◆ The request:
Extract the listing in its entirety, keeping each line identical to the original.

◆ Data records:
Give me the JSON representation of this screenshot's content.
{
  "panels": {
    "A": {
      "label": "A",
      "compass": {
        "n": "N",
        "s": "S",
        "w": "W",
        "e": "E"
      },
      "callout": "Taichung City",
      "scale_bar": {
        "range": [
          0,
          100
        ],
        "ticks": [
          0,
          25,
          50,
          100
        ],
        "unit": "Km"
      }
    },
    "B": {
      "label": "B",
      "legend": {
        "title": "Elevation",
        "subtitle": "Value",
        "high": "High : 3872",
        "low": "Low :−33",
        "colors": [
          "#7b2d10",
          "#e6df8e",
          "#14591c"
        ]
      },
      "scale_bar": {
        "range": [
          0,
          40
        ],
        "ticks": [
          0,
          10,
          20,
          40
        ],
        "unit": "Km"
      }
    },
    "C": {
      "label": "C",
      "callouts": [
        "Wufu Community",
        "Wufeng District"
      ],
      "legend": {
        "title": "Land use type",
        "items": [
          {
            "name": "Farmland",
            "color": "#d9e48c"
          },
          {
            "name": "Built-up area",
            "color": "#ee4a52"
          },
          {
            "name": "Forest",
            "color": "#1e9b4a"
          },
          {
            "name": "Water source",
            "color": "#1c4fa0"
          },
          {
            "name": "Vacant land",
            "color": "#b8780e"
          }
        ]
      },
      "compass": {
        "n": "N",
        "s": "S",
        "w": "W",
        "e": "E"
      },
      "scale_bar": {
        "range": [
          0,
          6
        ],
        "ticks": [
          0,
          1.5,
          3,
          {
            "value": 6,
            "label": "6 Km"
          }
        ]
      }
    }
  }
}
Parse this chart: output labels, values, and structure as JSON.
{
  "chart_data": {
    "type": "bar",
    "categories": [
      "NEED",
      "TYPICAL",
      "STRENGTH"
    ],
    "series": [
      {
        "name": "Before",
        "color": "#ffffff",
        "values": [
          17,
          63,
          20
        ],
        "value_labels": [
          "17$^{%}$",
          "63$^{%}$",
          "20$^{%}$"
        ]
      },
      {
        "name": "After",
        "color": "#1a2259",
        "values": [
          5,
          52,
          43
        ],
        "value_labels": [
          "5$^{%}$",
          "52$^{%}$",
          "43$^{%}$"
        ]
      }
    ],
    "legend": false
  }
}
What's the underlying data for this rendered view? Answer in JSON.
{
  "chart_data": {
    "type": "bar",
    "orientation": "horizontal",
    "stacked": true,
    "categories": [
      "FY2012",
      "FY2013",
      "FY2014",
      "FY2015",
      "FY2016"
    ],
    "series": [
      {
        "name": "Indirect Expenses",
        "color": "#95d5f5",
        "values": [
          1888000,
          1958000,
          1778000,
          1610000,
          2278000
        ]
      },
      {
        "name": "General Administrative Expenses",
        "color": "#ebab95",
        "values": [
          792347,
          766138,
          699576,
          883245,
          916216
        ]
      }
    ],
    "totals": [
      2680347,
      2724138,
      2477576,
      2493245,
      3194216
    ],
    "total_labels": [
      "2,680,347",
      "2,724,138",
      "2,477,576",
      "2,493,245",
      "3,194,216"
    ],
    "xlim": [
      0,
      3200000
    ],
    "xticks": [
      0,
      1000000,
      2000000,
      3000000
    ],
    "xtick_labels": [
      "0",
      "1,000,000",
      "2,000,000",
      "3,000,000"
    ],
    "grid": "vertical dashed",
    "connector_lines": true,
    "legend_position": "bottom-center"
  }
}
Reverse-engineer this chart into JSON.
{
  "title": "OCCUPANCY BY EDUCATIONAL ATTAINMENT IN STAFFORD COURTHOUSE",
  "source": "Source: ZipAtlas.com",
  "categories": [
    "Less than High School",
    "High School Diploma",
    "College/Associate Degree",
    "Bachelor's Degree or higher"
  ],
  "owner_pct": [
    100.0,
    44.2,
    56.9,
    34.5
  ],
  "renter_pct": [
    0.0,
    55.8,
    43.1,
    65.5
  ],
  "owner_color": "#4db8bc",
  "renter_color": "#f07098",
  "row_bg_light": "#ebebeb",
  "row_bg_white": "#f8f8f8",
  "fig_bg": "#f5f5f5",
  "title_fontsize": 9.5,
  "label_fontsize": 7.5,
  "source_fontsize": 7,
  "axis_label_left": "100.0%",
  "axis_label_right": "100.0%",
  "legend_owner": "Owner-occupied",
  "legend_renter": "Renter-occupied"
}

◆ Exercise response:
Give me the JSON representation of this screenshot's content.
{
  "panels": {
    "A": {
      "label": "A",
      "compass": {
        "n": "N",
        "s": "S",
        "w": "W",
        "e": "E"
      },
      "callout": "Taichung City",
      "scale_bar": {
        "range": [
          0,
          100
        ],
        "ticks": [
          0,
          25,
          50,
          100
        ],
        "unit": "Km"
      }
    },
    "B": {
      "label": "B",
      "legend": {
        "title": "Elevation",
        "subtitle": "Value",
        "high": "High : 3872",
        "low": "Low :−33",
        "colors": [
          "#7b2d10",
          "#e6df8e",
          "#14591c"
        ]
      },
      "scale_bar": {
        "range": [
          0,
          40
        ],
        "ticks": [
          0,
          10,
          20,
          40
        ],
        "unit": "Km"
      }
    },
    "C": {
      "label": "C",
      "callouts": [
        "Wufu Community",
        "Wufeng District"
      ],
      "legend": {
        "title": "Land use type",
        "items": [
          {
            "name": "Farmland",
            "color": "#d9e48c"
          },
          {
            "name": "Built-up area",
            "color": "#ee4a52"
          },
          {
            "name": "Forest",
            "color": "#1e9b4a"
          },
          {
            "name": "Water source",
            "color": "#1c4fa0"
          },
          {
            "name": "Vacant land",
            "color": "#b8780e"
          }
        ]
      },
      "compass": {
        "n": "N",
        "s": "S",
        "w": "W",
        "e": "E"
      },
      "scale_bar": {
        "range": [
          0,
          6
        ],
        "ticks": [
          0,
          1.5,
          3,
          {
            "value": 6,
            "label": "6 Km"
          }
        ]
      }
    }
  }
}
Parse this chart: output labels, values, and structure as JSON.
{
  "chart_data": {
    "type": "bar",
    "categories": [
      "NEED",
      "TYPICAL",
      "STRENGTH"
    ],
    "series": [
      {
        "name": "Before",
        "color": "#ffffff",
        "values": [
          17,
          63,
          20
        ],
        "value_labels": [
          "17$^{%}$",
          "63$^{%}$",
          "20$^{%}$"
        ]
      },
      {
        "name": "After",
        "color": "#1a2259",
        "values": [
          5,
          52,
          43
        ],
        "value_labels": [
          "5$^{%}$",
          "52$^{%}$",
          "43$^{%}$"
        ]
      }
    ],
    "legend": false
  }
}
What's the underlying data for this rendered view? Answer in JSON.
{
  "chart_data": {
    "type": "bar",
    "orientation": "horizontal",
    "stacked": true,
    "categories": [
      "FY2012",
      "FY2013",
      "FY2014",
      "FY2015",
      "FY2016"
    ],
    "series": [
      {
        "name": "Indirect Expenses",
        "color": "#95d5f5",
        "values": [
          1888000,
          1958000,
          1778000,
          1610000,
          2278000
        ]
      },
      {
        "name": "General Administrative Expenses",
        "color": "#ebab95",
        "values": [
          792347,
          766138,
          699576,
          883245,
          916216
        ]
      }
    ],
    "totals": [
      2680347,
      2724138,
      2477576,
      2493245,
      3194216
    ],
    "total_labels": [
      "2,680,347",
      "2,724,138",
      "2,477,576",
      "2,493,245",
      "3,194,216"
    ],
    "xlim": [
      0,
      3200000
    ],
    "xticks": [
      0,
      1000000,
      2000000,
      3000000
    ],
    "xtick_labels": [
      "0",
      "1,000,000",
      "2,000,000",
      "3,000,000"
    ],
    "grid": "vertical dashed",
    "connector_lines": true,
    "legend_position": "bottom-center"
  }
}
Reverse-engineer this chart into JSON.
{
  "title": "OCCUPANCY BY EDUCATIONAL ATTAINMENT IN STAFFORD COURTHOUSE",
  "source": "Source: ZipAtlas.com",
  "categories": [
    "Less than High School",
    "High School Diploma",
    "College/Associate Degree",
    "Bachelor's Degree or higher"
  ],
  "owner_pct": [
    100.0,
    44.2,
    56.9,
    34.5
  ],
  "renter_pct": [
    0.0,
    55.8,
    43.1,
    65.5
  ],
  "owner_color": "#4db8bc",
  "renter_color": "#f07098",
  "row_bg_light": "#ebebeb",
  "row_bg_white": "#f8f8f8",
  "fig_bg": "#f5f5f5",
  "title_fontsize": 9.5,
  "label_fontsize": 7.5,
  "source_fontsize": 7,
  "axis_label_left": "100.0%",
  "axis_label_right": "100.0%",
  "legend_owner": "Owner-occupied",
  "legend_renter": "Renter-occupied"
}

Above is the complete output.